Problem to work on: With the pictures left out, copy the listing below exactly.
-- START Data to use --
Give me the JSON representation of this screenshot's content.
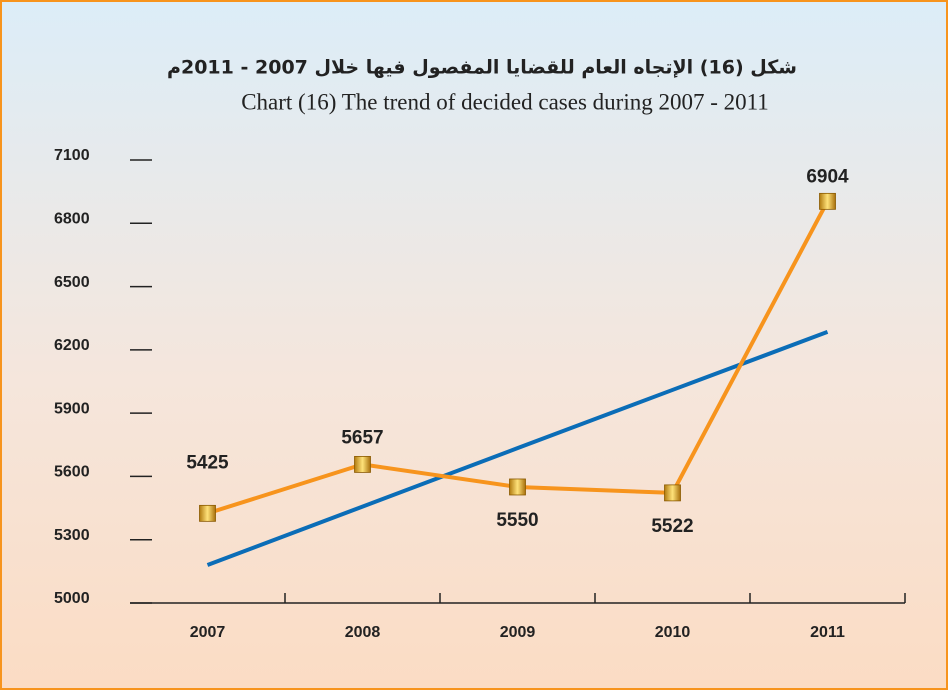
{
  "chart_data": {
    "type": "line",
    "title": "شكل (16) الإتجاه العام  للقضايا المفصول فيها خلال 2007 - 2011م",
    "subtitle": "Chart (16) The trend of decided cases during  2007 - 2011",
    "categories": [
      "2007",
      "2008",
      "2009",
      "2010",
      "2011"
    ],
    "series": [
      {
        "color": "#f7941d",
        "marker": "square",
        "data_labels": true,
        "values": [
          5425,
          5657,
          5550,
          5522,
          6904
        ]
      },
      {
        "color": "#0b6db7",
        "marker": "none",
        "data_labels": false,
        "values": [
          5180,
          5457,
          5734,
          6010,
          6285
        ]
      }
    ],
    "ylim": [
      5000,
      7100
    ],
    "yticks": [
      5000,
      5300,
      5600,
      5900,
      6200,
      6500,
      6800,
      7100
    ],
    "grid": false
  }
}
-- END Data to use --
Result below:
Give me the JSON representation of this screenshot's content.
{
  "chart_data": {
    "type": "line",
    "title": "شكل (16) الإتجاه العام  للقضايا المفصول فيها خلال 2007 - 2011م",
    "subtitle": "Chart (16) The trend of decided cases during  2007 - 2011",
    "categories": [
      "2007",
      "2008",
      "2009",
      "2010",
      "2011"
    ],
    "series": [
      {
        "color": "#f7941d",
        "marker": "square",
        "data_labels": true,
        "values": [
          5425,
          5657,
          5550,
          5522,
          6904
        ]
      },
      {
        "color": "#0b6db7",
        "marker": "none",
        "data_labels": false,
        "values": [
          5180,
          5457,
          5734,
          6010,
          6285
        ]
      }
    ],
    "ylim": [
      5000,
      7100
    ],
    "yticks": [
      5000,
      5300,
      5600,
      5900,
      6200,
      6500,
      6800,
      7100
    ],
    "grid": false
  }
}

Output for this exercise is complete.